--- RECORDS TO PROCESS ---
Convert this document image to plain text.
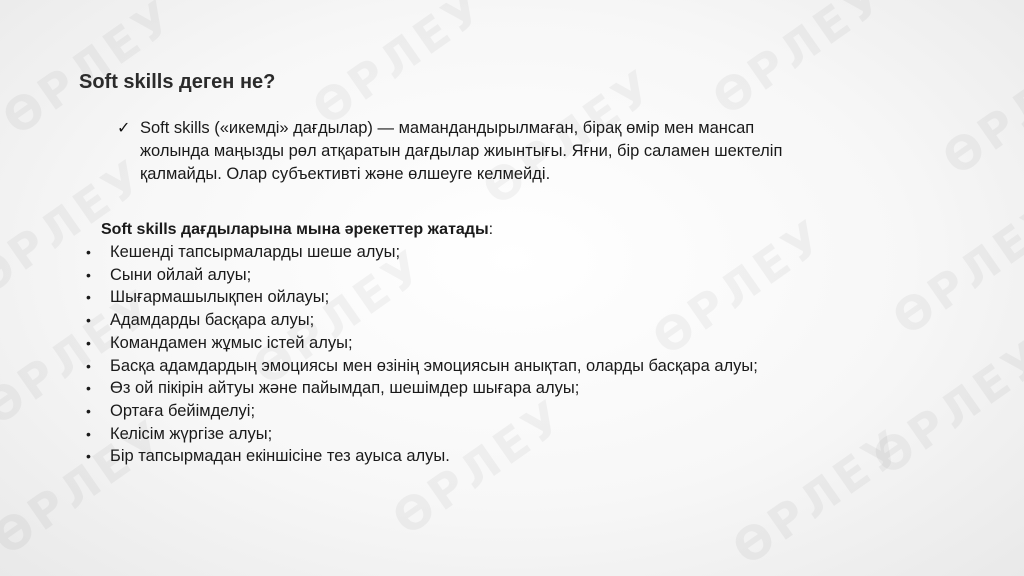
Soft skills деген не?
✓ Soft skills («икемді» дағдылар) — мамандандырылмаған, бірақ өмір мен мансап жолында маңызды рөл атқаратын дағдылар жиынтығы. Яғни, бір саламен шектеліп қалмайды. Олар субъективті және өлшеуге келмейді.
Soft skills дағдыларына мына әрекеттер жатады:
•	Кешенді тапсырмаларды шеше алуы;
•	Сыни ойлай алуы;
•	Шығармашылықпен ойлауы;
•	Адамдарды басқара алуы;
•	Командамен жұмыс істей алуы;
•	Басқа адамдардың эмоциясы мен өзінің эмоциясын анықтап, оларды басқара алуы;
•	Өз ой пікірін айтуы және пайымдап, шешімдер шығара алуы;
•	Ортаға бейімделуі;
•	Келісім жүргізе алуы;
•	Бір тапсырмадан екіншісіне тез ауыса алуы.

--- SET PROBLEM ---
Copy all the entries word for word. Omit any pictures.

--- TASK RESPONSE ---
Convert this document image to plain text.
Soft skills деген не?
✓ Soft skills («икемді» дағдылар) — мамандандырылмаған, бірақ өмір мен мансап жолында маңызды рөл атқаратын дағдылар жиынтығы. Яғни, бір саламен шектеліп қалмайды. Олар субъективті және өлшеуге келмейді.
Soft skills дағдыларына мына әрекеттер жатады:
•	Кешенді тапсырмаларды шеше алуы;
•	Сыни ойлай алуы;
•	Шығармашылықпен ойлауы;
•	Адамдарды басқара алуы;
•	Командамен жұмыс істей алуы;
•	Басқа адамдардың эмоциясы мен өзінің эмоциясын анықтап, оларды басқара алуы;
•	Өз ой пікірін айтуы және пайымдап, шешімдер шығара алуы;
•	Ортаға бейімделуі;
•	Келісім жүргізе алуы;
•	Бір тапсырмадан екіншісіне тез ауыса алуы.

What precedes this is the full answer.